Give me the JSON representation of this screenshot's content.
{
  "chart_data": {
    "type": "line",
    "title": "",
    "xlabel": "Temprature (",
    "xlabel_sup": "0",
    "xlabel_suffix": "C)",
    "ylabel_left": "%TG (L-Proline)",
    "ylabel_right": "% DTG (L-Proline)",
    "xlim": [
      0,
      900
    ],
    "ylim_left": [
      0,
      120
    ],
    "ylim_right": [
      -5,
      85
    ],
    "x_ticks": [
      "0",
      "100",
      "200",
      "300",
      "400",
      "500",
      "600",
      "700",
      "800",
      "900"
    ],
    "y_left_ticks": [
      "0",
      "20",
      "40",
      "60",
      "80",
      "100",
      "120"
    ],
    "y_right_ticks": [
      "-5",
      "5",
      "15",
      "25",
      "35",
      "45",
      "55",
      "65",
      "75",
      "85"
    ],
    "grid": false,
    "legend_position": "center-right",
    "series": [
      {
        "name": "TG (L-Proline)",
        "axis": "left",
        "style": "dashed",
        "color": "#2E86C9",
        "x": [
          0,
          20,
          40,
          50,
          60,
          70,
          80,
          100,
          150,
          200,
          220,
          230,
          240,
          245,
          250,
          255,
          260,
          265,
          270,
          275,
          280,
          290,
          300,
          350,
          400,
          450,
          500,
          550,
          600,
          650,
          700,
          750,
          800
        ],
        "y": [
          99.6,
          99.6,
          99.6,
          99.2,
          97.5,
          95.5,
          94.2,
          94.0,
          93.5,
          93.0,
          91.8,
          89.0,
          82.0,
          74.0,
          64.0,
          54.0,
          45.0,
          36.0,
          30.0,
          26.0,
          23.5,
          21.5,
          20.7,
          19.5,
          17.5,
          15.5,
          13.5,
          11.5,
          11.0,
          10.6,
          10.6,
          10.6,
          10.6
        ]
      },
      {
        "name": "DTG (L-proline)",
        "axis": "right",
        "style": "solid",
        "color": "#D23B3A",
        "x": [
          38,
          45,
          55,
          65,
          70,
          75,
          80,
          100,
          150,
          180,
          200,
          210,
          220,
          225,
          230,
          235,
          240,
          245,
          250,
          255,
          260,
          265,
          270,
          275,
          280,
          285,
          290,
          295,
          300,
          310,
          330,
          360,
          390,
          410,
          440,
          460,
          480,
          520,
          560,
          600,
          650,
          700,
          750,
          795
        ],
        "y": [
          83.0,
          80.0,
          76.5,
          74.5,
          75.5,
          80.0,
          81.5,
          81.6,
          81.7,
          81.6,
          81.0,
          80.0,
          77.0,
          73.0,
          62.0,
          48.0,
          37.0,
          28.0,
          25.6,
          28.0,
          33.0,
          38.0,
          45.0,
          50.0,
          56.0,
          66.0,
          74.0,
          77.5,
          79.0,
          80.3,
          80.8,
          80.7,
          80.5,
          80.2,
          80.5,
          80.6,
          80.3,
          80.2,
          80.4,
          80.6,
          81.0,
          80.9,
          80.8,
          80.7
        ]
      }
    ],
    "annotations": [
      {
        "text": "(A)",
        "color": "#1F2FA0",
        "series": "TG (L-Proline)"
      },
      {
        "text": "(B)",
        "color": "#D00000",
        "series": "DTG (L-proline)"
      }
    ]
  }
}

§ What needs to be done:
Restate all of the entries above precisely.

§ Answer to this task:
Give me the JSON representation of this screenshot's content.
{
  "chart_data": {
    "type": "line",
    "title": "",
    "xlabel": "Temprature (",
    "xlabel_sup": "0",
    "xlabel_suffix": "C)",
    "ylabel_left": "%TG (L-Proline)",
    "ylabel_right": "% DTG (L-Proline)",
    "xlim": [
      0,
      900
    ],
    "ylim_left": [
      0,
      120
    ],
    "ylim_right": [
      -5,
      85
    ],
    "x_ticks": [
      "0",
      "100",
      "200",
      "300",
      "400",
      "500",
      "600",
      "700",
      "800",
      "900"
    ],
    "y_left_ticks": [
      "0",
      "20",
      "40",
      "60",
      "80",
      "100",
      "120"
    ],
    "y_right_ticks": [
      "-5",
      "5",
      "15",
      "25",
      "35",
      "45",
      "55",
      "65",
      "75",
      "85"
    ],
    "grid": false,
    "legend_position": "center-right",
    "series": [
      {
        "name": "TG (L-Proline)",
        "axis": "left",
        "style": "dashed",
        "color": "#2E86C9",
        "x": [
          0,
          20,
          40,
          50,
          60,
          70,
          80,
          100,
          150,
          200,
          220,
          230,
          240,
          245,
          250,
          255,
          260,
          265,
          270,
          275,
          280,
          290,
          300,
          350,
          400,
          450,
          500,
          550,
          600,
          650,
          700,
          750,
          800
        ],
        "y": [
          99.6,
          99.6,
          99.6,
          99.2,
          97.5,
          95.5,
          94.2,
          94.0,
          93.5,
          93.0,
          91.8,
          89.0,
          82.0,
          74.0,
          64.0,
          54.0,
          45.0,
          36.0,
          30.0,
          26.0,
          23.5,
          21.5,
          20.7,
          19.5,
          17.5,
          15.5,
          13.5,
          11.5,
          11.0,
          10.6,
          10.6,
          10.6,
          10.6
        ]
      },
      {
        "name": "DTG (L-proline)",
        "axis": "right",
        "style": "solid",
        "color": "#D23B3A",
        "x": [
          38,
          45,
          55,
          65,
          70,
          75,
          80,
          100,
          150,
          180,
          200,
          210,
          220,
          225,
          230,
          235,
          240,
          245,
          250,
          255,
          260,
          265,
          270,
          275,
          280,
          285,
          290,
          295,
          300,
          310,
          330,
          360,
          390,
          410,
          440,
          460,
          480,
          520,
          560,
          600,
          650,
          700,
          750,
          795
        ],
        "y": [
          83.0,
          80.0,
          76.5,
          74.5,
          75.5,
          80.0,
          81.5,
          81.6,
          81.7,
          81.6,
          81.0,
          80.0,
          77.0,
          73.0,
          62.0,
          48.0,
          37.0,
          28.0,
          25.6,
          28.0,
          33.0,
          38.0,
          45.0,
          50.0,
          56.0,
          66.0,
          74.0,
          77.5,
          79.0,
          80.3,
          80.8,
          80.7,
          80.5,
          80.2,
          80.5,
          80.6,
          80.3,
          80.2,
          80.4,
          80.6,
          81.0,
          80.9,
          80.8,
          80.7
        ]
      }
    ],
    "annotations": [
      {
        "text": "(A)",
        "color": "#1F2FA0",
        "series": "TG (L-Proline)"
      },
      {
        "text": "(B)",
        "color": "#D00000",
        "series": "DTG (L-proline)"
      }
    ]
  }
}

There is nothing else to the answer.